• [Work to be completed]: Copy out all the lines in the records that include the word "title".

• [Data items]:

***

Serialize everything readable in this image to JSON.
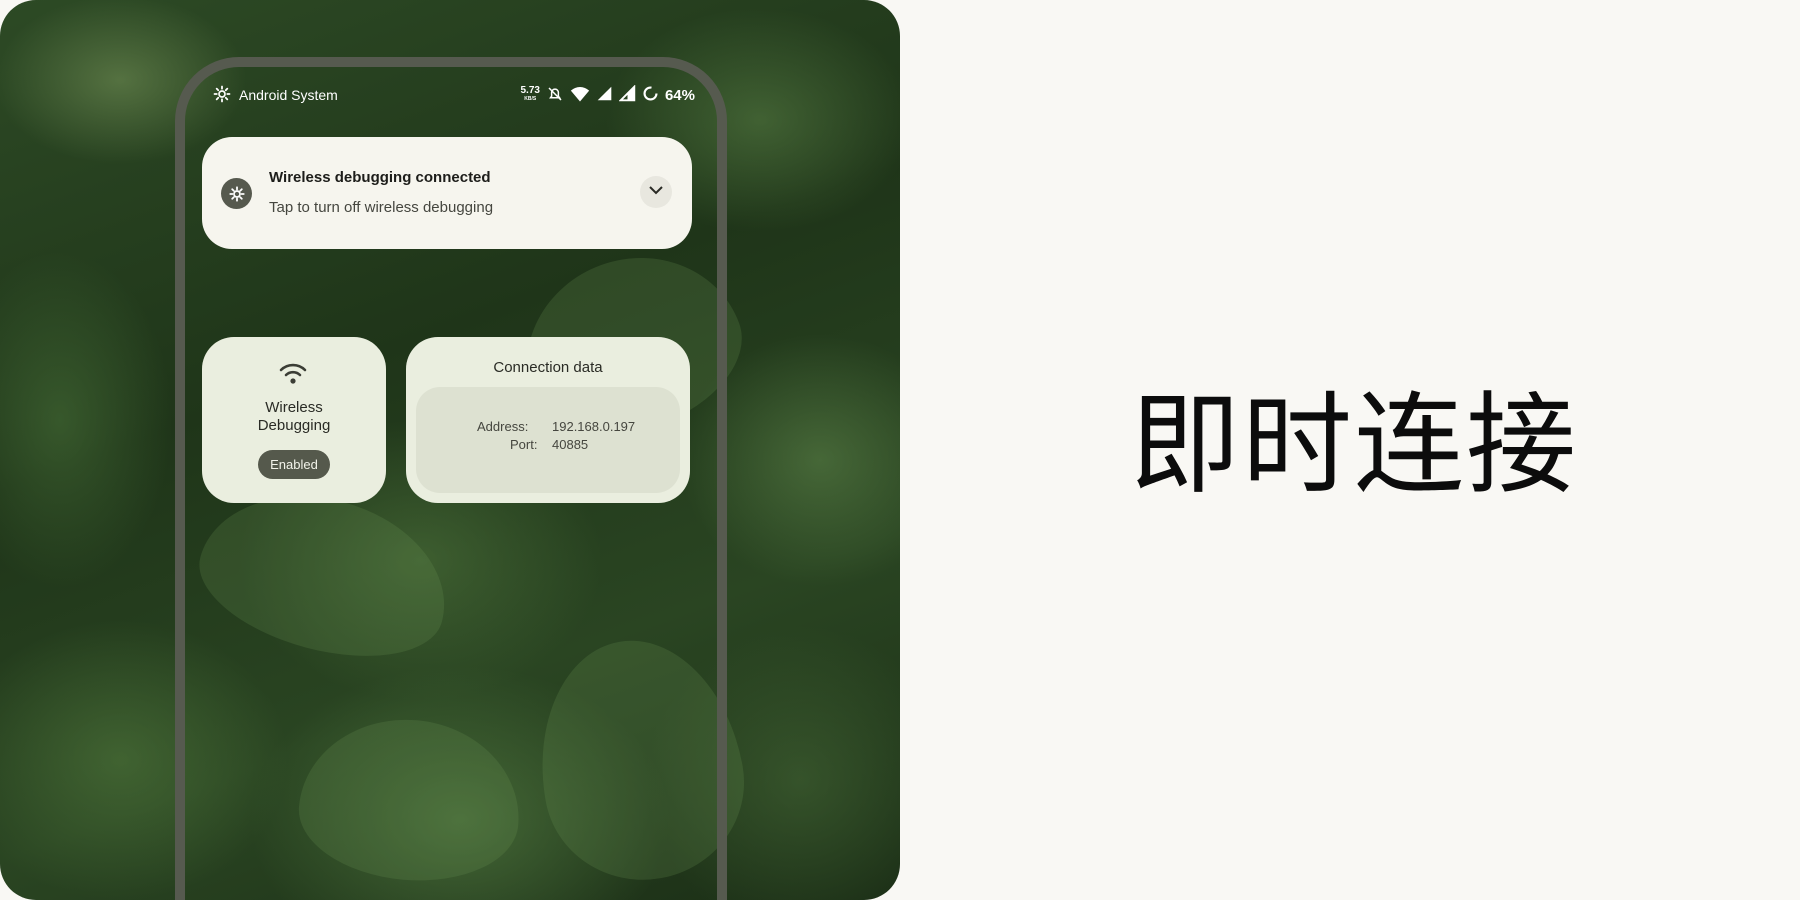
{
  "status_bar": {
    "app_name": "Android System",
    "net_speed": "5.73",
    "net_speed_unit": "KB/S",
    "battery": "64%"
  },
  "notification": {
    "title": "Wireless debugging connected",
    "body": "Tap to turn off wireless debugging"
  },
  "wireless_tile": {
    "label": "Wireless Debugging",
    "status": "Enabled"
  },
  "connection_tile": {
    "title": "Connection data",
    "address_label": "Address:",
    "address_value": "192.168.0.197",
    "port_label": "Port:",
    "port_value": "40885"
  },
  "headline": "即时连接",
  "colors": {
    "page_bg": "#f9f8f4",
    "tile_bg": "#eaeedf",
    "badge_bg": "#55594c",
    "phone_frame": "#565a4f"
  },
  "icons": [
    "gear-icon",
    "bell-off-icon",
    "wifi-icon",
    "signal-icon",
    "battery-saver-icon",
    "chevron-down-icon"
  ]
}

***

• [Written answer]:
    "title": "Wireless debugging connected",
    "title": "Connection data",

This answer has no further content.